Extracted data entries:

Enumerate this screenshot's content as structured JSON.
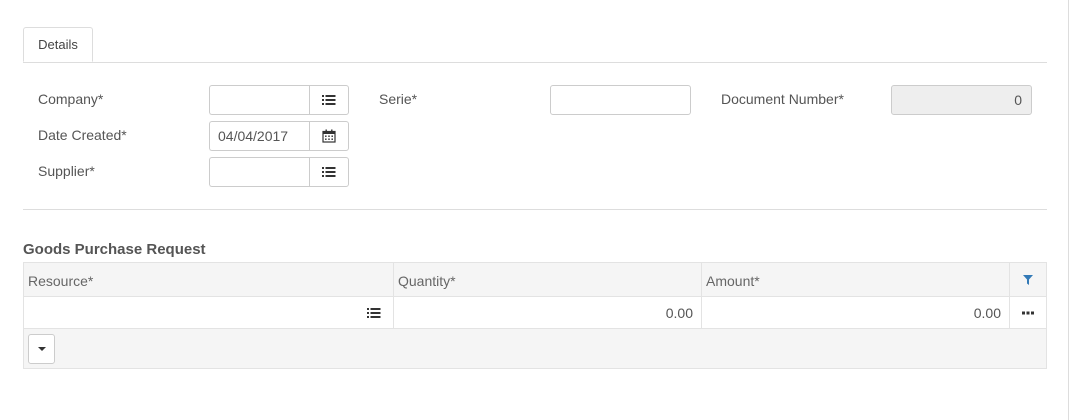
{
  "tabs": [
    {
      "label": "Details"
    }
  ],
  "form": {
    "company": {
      "label": "Company*",
      "value": "",
      "icon": "list-icon"
    },
    "serie": {
      "label": "Serie*",
      "value": ""
    },
    "document_number": {
      "label": "Document Number*",
      "value": "0"
    },
    "date_created": {
      "label": "Date Created*",
      "value": "04/04/2017",
      "icon": "calendar-icon"
    },
    "supplier": {
      "label": "Supplier*",
      "value": "",
      "icon": "list-icon"
    }
  },
  "section": {
    "title": "Goods Purchase Request"
  },
  "grid": {
    "columns": [
      "Resource*",
      "Quantity*",
      "Amount*"
    ],
    "rows": [
      {
        "resource": "",
        "quantity": "0.00",
        "amount": "0.00"
      }
    ]
  },
  "colors": {
    "accent": "#337ab7",
    "border": "#dddddd",
    "disabled_bg": "#eeeeee"
  }
}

--- Exercise description ---
How many lines in the records above contain the word "label"? Reply with the number alone.

--- Solution below ---
6